■ Requirement
Your task is to repeat all of the data exactly while excluding the pictures.

-- Start Data excerpts --

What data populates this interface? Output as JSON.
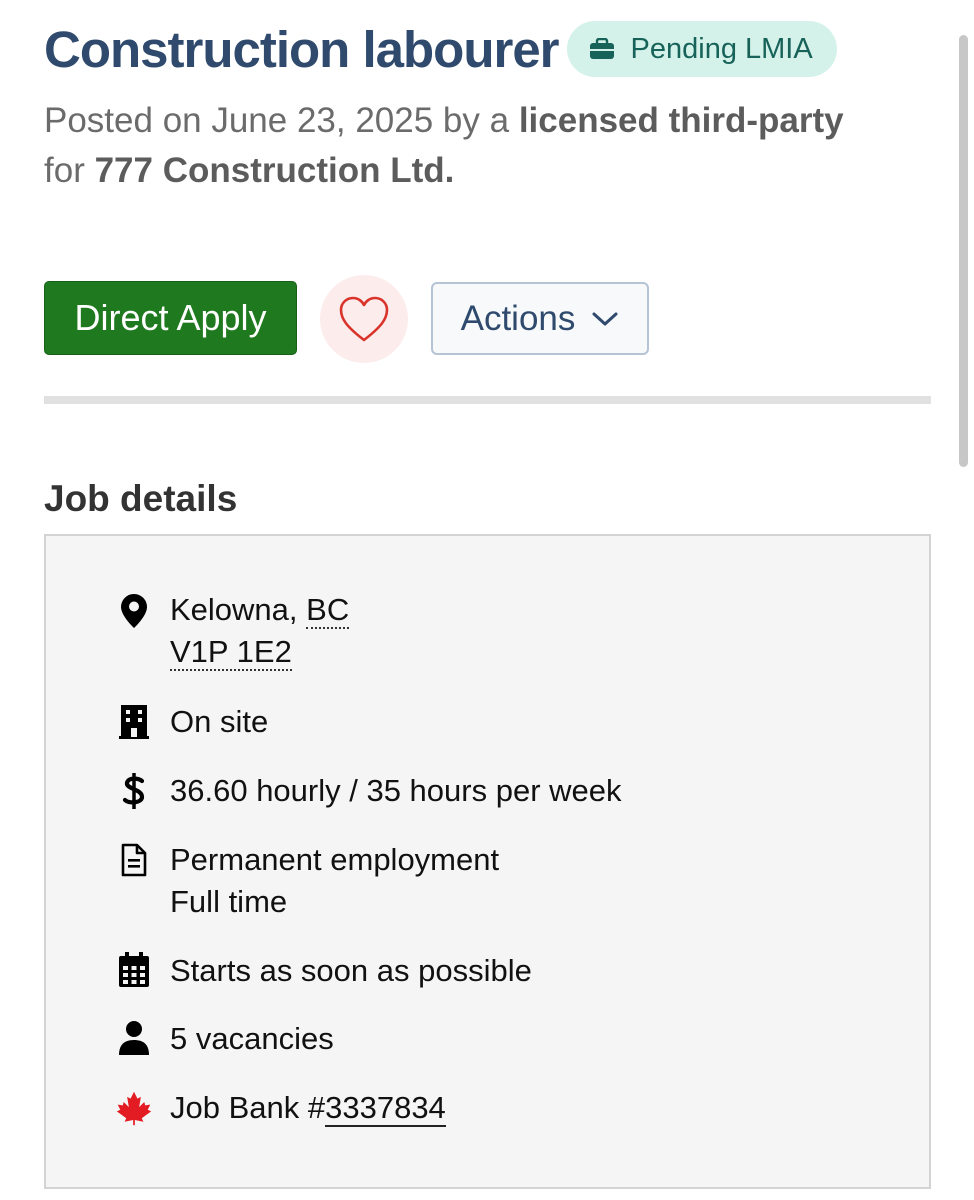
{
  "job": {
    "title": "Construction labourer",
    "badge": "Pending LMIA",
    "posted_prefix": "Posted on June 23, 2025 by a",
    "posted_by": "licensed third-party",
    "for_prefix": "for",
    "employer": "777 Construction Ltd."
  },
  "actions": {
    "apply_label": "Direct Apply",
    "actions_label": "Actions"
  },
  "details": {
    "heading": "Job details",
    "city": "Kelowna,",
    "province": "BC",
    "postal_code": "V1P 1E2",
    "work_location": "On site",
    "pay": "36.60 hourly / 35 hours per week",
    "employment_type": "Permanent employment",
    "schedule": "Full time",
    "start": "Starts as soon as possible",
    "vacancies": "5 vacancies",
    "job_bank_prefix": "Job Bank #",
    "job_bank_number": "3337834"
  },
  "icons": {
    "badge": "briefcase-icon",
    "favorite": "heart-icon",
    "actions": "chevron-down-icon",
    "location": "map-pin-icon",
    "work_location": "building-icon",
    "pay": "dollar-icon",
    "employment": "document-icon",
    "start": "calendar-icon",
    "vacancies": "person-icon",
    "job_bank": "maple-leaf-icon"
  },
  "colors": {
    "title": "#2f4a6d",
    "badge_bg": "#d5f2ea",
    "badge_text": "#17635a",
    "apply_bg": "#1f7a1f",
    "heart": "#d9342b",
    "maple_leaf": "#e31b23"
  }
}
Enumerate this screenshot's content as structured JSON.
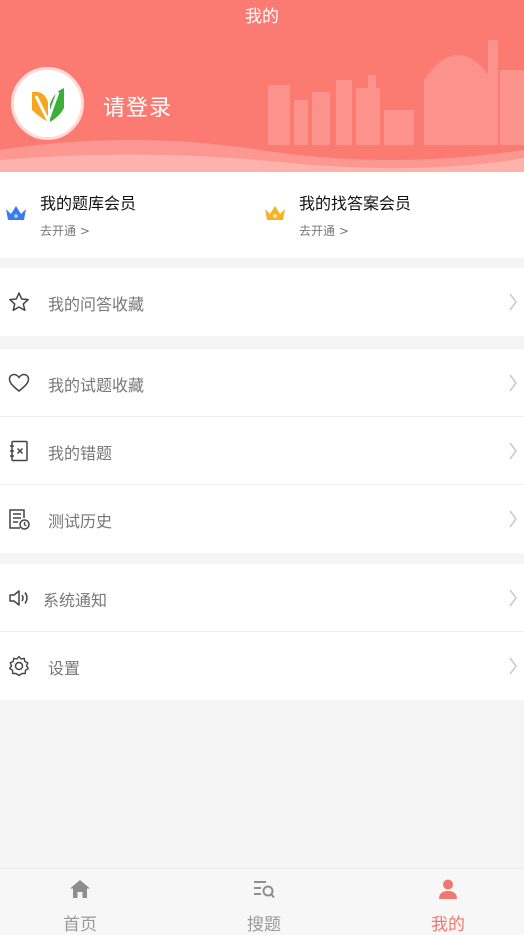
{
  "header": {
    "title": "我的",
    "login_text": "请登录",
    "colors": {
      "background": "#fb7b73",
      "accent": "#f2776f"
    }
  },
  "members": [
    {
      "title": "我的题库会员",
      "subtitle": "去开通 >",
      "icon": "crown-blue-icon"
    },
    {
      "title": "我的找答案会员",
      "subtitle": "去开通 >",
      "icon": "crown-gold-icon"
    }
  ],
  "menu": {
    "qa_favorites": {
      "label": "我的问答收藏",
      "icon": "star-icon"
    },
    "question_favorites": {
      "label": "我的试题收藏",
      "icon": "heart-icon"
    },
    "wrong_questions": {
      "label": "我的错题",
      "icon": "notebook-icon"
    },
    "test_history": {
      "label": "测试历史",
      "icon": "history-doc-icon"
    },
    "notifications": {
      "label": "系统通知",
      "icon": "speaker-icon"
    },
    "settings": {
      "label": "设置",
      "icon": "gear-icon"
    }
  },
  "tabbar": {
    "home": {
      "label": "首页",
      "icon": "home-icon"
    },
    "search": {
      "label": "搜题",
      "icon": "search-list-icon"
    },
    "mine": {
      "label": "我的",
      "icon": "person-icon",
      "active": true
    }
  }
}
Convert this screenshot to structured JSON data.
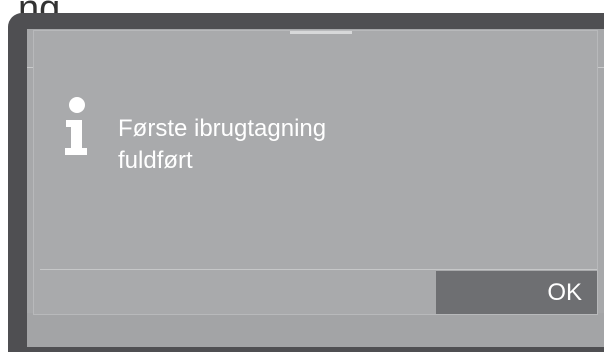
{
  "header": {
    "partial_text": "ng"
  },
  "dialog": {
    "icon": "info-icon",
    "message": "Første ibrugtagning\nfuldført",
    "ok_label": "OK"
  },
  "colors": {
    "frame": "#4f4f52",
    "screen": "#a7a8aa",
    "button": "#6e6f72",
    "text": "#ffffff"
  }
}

-- End Data excerpts --

■ Exercise solution
What data populates this interface? Output as JSON.
{
  "job": {
    "title": "Construction labourer",
    "badge": "Pending LMIA",
    "posted_prefix": "Posted on June 23, 2025 by a",
    "posted_by": "licensed third-party",
    "for_prefix": "for",
    "employer": "777 Construction Ltd."
  },
  "actions": {
    "apply_label": "Direct Apply",
    "actions_label": "Actions"
  },
  "details": {
    "heading": "Job details",
    "city": "Kelowna,",
    "province": "BC",
    "postal_code": "V1P 1E2",
    "work_location": "On site",
    "pay": "36.60 hourly / 35 hours per week",
    "employment_type": "Permanent employment",
    "schedule": "Full time",
    "start": "Starts as soon as possible",
    "vacancies": "5 vacancies",
    "job_bank_prefix": "Job Bank #",
    "job_bank_number": "3337834"
  },
  "icons": {
    "badge": "briefcase-icon",
    "favorite": "heart-icon",
    "actions": "chevron-down-icon",
    "location": "map-pin-icon",
    "work_location": "building-icon",
    "pay": "dollar-icon",
    "employment": "document-icon",
    "start": "calendar-icon",
    "vacancies": "person-icon",
    "job_bank": "maple-leaf-icon"
  },
  "colors": {
    "title": "#2f4a6d",
    "badge_bg": "#d5f2ea",
    "badge_text": "#17635a",
    "apply_bg": "#1f7a1f",
    "heart": "#d9342b",
    "maple_leaf": "#e31b23"
  }
}
Enumerate this screenshot's content as structured JSON.
{
  "header": {
    "title": "我的",
    "login_text": "请登录",
    "colors": {
      "background": "#fb7b73",
      "accent": "#f2776f"
    }
  },
  "members": [
    {
      "title": "我的题库会员",
      "subtitle": "去开通 >",
      "icon": "crown-blue-icon"
    },
    {
      "title": "我的找答案会员",
      "subtitle": "去开通 >",
      "icon": "crown-gold-icon"
    }
  ],
  "menu": {
    "qa_favorites": {
      "label": "我的问答收藏",
      "icon": "star-icon"
    },
    "question_favorites": {
      "label": "我的试题收藏",
      "icon": "heart-icon"
    },
    "wrong_questions": {
      "label": "我的错题",
      "icon": "notebook-icon"
    },
    "test_history": {
      "label": "测试历史",
      "icon": "history-doc-icon"
    },
    "notifications": {
      "label": "系统通知",
      "icon": "speaker-icon"
    },
    "settings": {
      "label": "设置",
      "icon": "gear-icon"
    }
  },
  "tabbar": {
    "home": {
      "label": "首页",
      "icon": "home-icon"
    },
    "search": {
      "label": "搜题",
      "icon": "search-list-icon"
    },
    "mine": {
      "label": "我的",
      "icon": "person-icon",
      "active": true
    }
  }
}
Convert this screenshot to structured JSON data.
{
  "header": {
    "partial_text": "ng"
  },
  "dialog": {
    "icon": "info-icon",
    "message": "Første ibrugtagning\nfuldført",
    "ok_label": "OK"
  },
  "colors": {
    "frame": "#4f4f52",
    "screen": "#a7a8aa",
    "button": "#6e6f72",
    "text": "#ffffff"
  }
}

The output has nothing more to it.